## TASK TO COMPLETE
Locate every line in the material below that has the word "элемента". Copy each of those lines.

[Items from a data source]
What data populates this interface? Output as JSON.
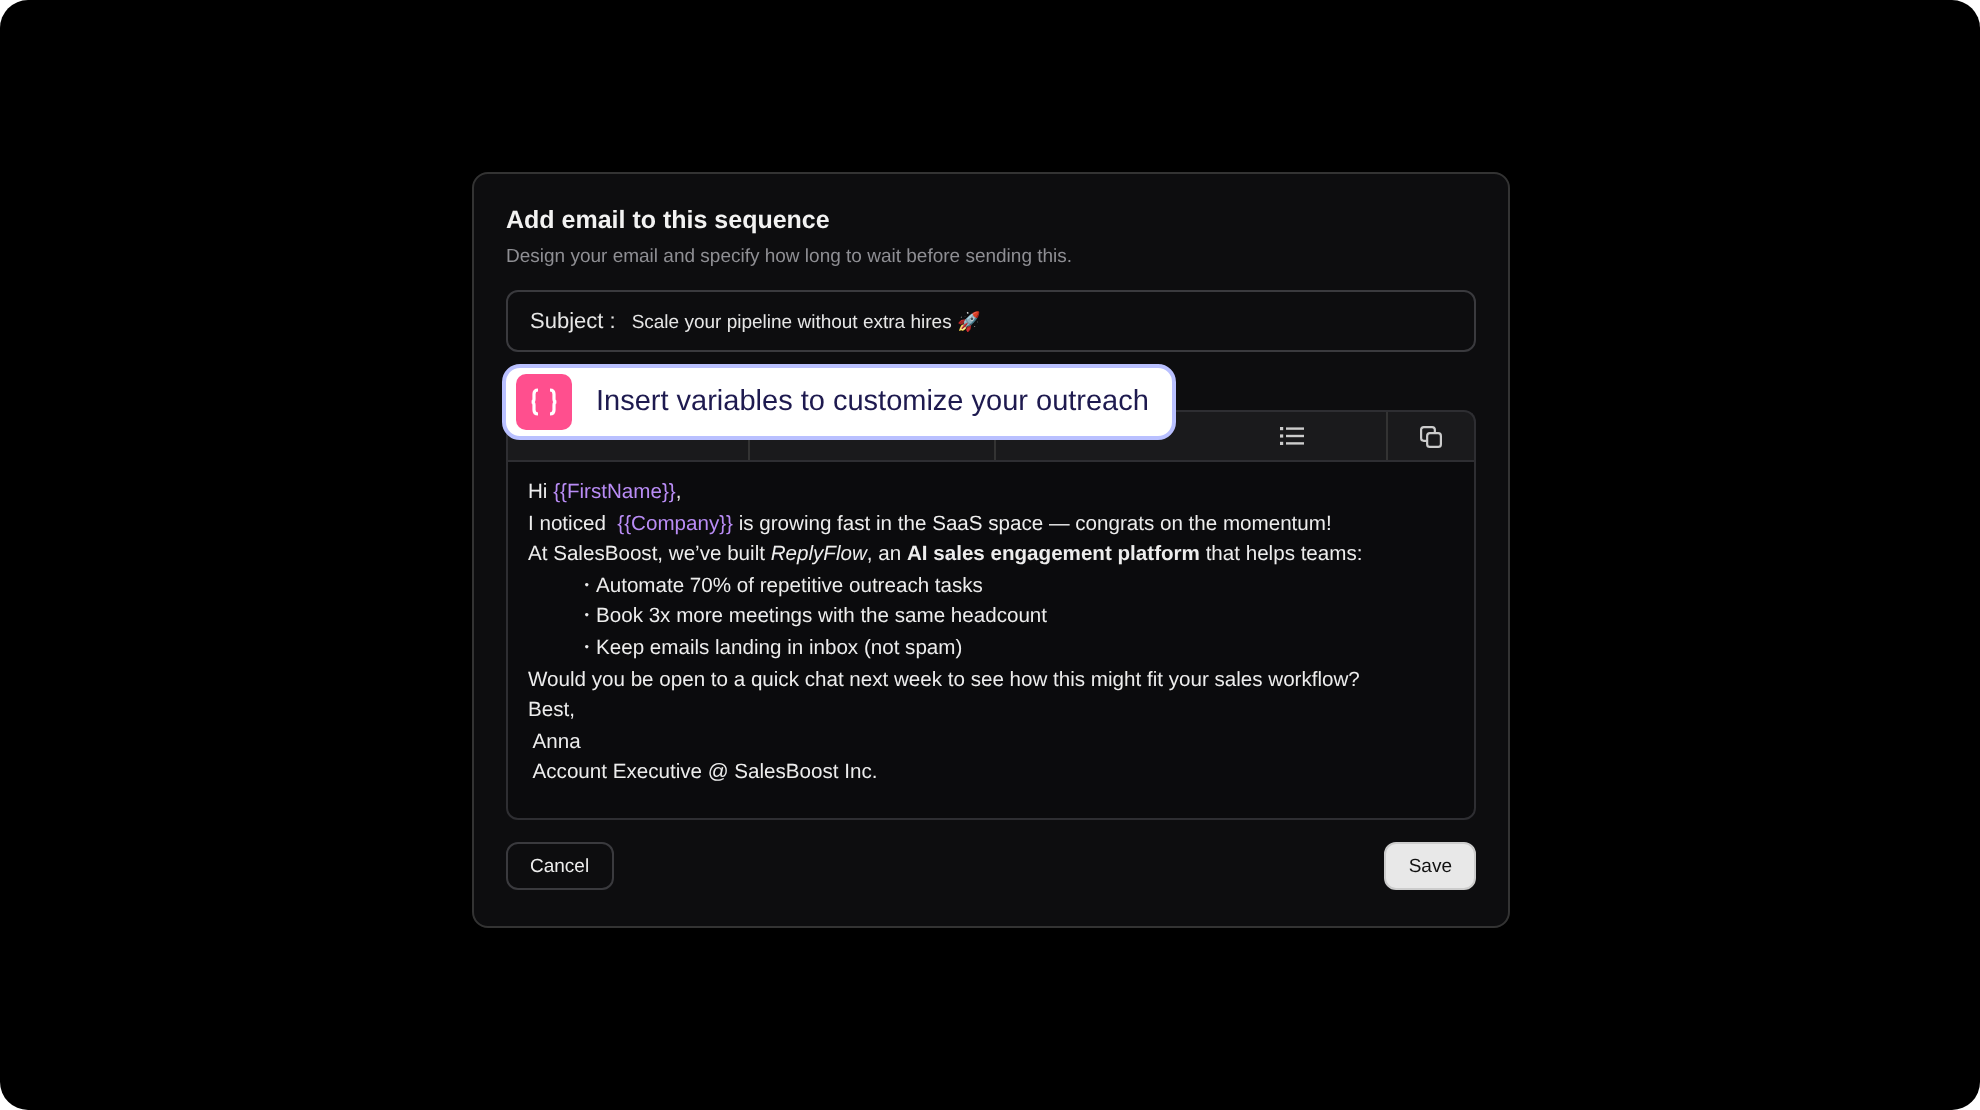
{
  "dialog": {
    "title": "Add email to this sequence",
    "subtitle": "Design your email and specify how long to wait before sending this.",
    "subject": {
      "label": "Subject :",
      "value": "Scale your pipeline without extra hires 🚀"
    },
    "tooltip": {
      "text": "Insert variables to customize your outreach"
    },
    "body": [
      {
        "kind": "line",
        "parts": [
          {
            "kind": "text",
            "text": "Hi "
          },
          {
            "kind": "variable",
            "text": "{{FirstName}}"
          },
          {
            "kind": "text",
            "text": ","
          }
        ]
      },
      {
        "kind": "line",
        "parts": [
          {
            "kind": "text",
            "text": "I noticed  "
          },
          {
            "kind": "variable",
            "text": "{{Company}}"
          },
          {
            "kind": "text",
            "text": " is growing fast in the SaaS space — congrats on the momentum!"
          }
        ]
      },
      {
        "kind": "line",
        "parts": [
          {
            "kind": "text",
            "text": "At SalesBoost, we’ve built *ReplyFlow*, an **AI sales engagement platform** that helps teams:"
          }
        ]
      },
      {
        "kind": "bullet",
        "parts": [
          {
            "kind": "text",
            "text": "・Automate 70% of repetitive outreach tasks"
          }
        ]
      },
      {
        "kind": "bullet",
        "parts": [
          {
            "kind": "text",
            "text": "・Book 3x more meetings with the same headcount"
          }
        ]
      },
      {
        "kind": "bullet",
        "parts": [
          {
            "kind": "text",
            "text": "・Keep emails landing in inbox (not spam)"
          }
        ]
      },
      {
        "kind": "line",
        "parts": [
          {
            "kind": "text",
            "text": "Would you be open to a quick chat next week to see how this might fit your sales workflow?"
          }
        ]
      },
      {
        "kind": "line",
        "parts": [
          {
            "kind": "text",
            "text": "Best,"
          }
        ]
      },
      {
        "kind": "line",
        "parts": [
          {
            "kind": "text",
            "text": " Anna"
          }
        ]
      },
      {
        "kind": "line",
        "parts": [
          {
            "kind": "text",
            "text": " Account Executive @ SalesBoost Inc."
          }
        ]
      }
    ],
    "buttons": [
      {
        "kind": "secondary",
        "label": "Cancel"
      },
      {
        "kind": "primary",
        "label": "Save"
      }
    ]
  }
}
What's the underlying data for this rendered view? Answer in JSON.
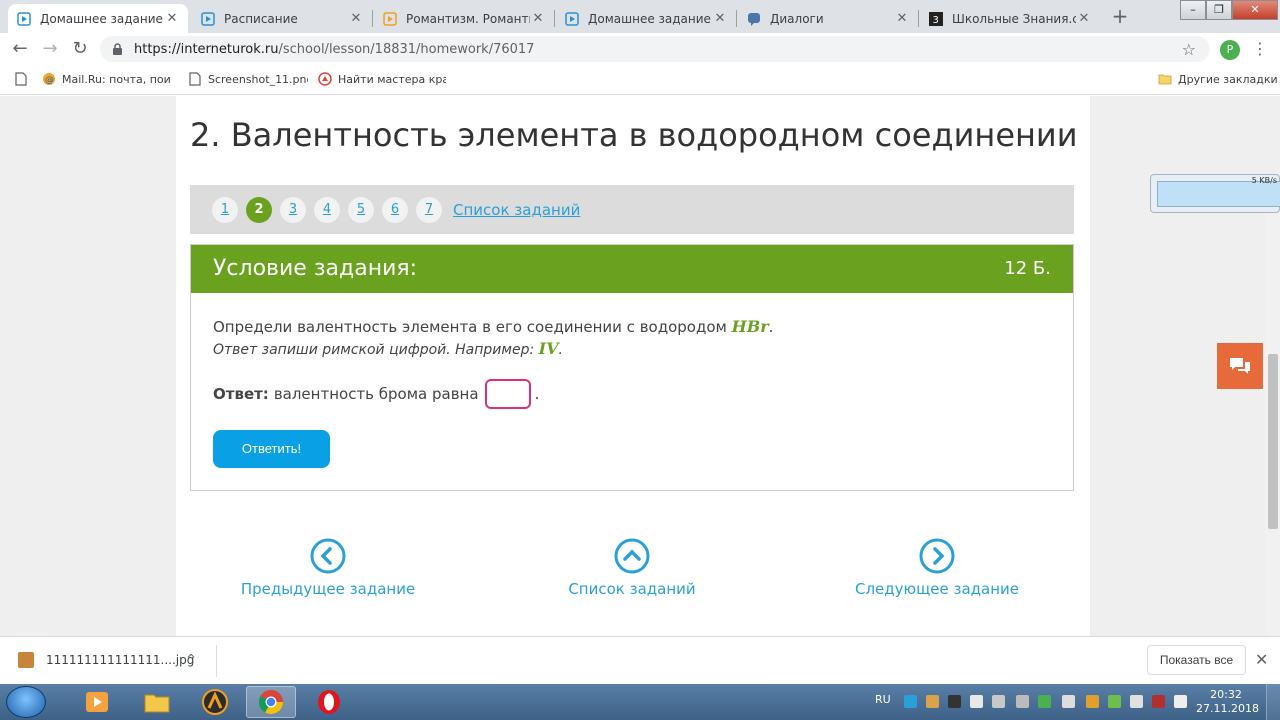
{
  "tabs": [
    {
      "title": "Домашнее задание - Х",
      "active": true
    },
    {
      "title": "Расписание",
      "active": false
    },
    {
      "title": "Романтизм. Романтиче",
      "active": false
    },
    {
      "title": "Домашнее задание - Ф",
      "active": false
    },
    {
      "title": "Диалоги",
      "active": false
    },
    {
      "title": "Школьные Знания.com",
      "active": false
    }
  ],
  "toolbar": {
    "url_host": "https://interneturok.ru",
    "url_path": "/school/lesson/18831/homework/76017",
    "profile_initial": "P"
  },
  "bookmarks": [
    {
      "label": "Mail.Ru: почта, поис"
    },
    {
      "label": "Screenshot_11.png"
    },
    {
      "label": "Найти мастера крас"
    }
  ],
  "bookmarks_other": "Другие закладки",
  "lesson": {
    "title": "2. Валентность элемента в водородном соединении",
    "steps": [
      "1",
      "2",
      "3",
      "4",
      "5",
      "6",
      "7"
    ],
    "active_step": "2",
    "task_list_link": "Список заданий"
  },
  "task": {
    "header": "Условие задания:",
    "points": "12 Б.",
    "condition_text": "Определи валентность элемента в его соединении с водородом ",
    "condition_formula": "HBr",
    "condition_end": ".",
    "hint_text": "Ответ запиши римской цифрой. Например: ",
    "hint_example": "IV",
    "hint_end": ".",
    "answer_label": "Ответ:",
    "answer_text": "валентность брома равна",
    "answer_value": "",
    "answer_end": ".",
    "submit_label": "Ответить!"
  },
  "nav": {
    "prev": "Предыдущее задание",
    "list": "Список заданий",
    "next": "Следующее задание"
  },
  "net_widget": {
    "rate": "5 KB/s"
  },
  "download": {
    "filename": "111111111111111....jpg",
    "show_all": "Показать все"
  },
  "taskbar": {
    "lang": "RU",
    "time": "20:32",
    "date": "27.11.2018"
  },
  "colors": {
    "accent_green": "#6aa220",
    "link_blue": "#2aa0d6",
    "submit_blue": "#0aa0e6",
    "input_border": "#d6337a",
    "chat_orange": "#e76a3a"
  }
}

## EXERCISE RESULT
    "title": "2. Валентность элемента в водородном соединении",
    "condition_text": "Определи валентность элемента в его соединении с водородом ",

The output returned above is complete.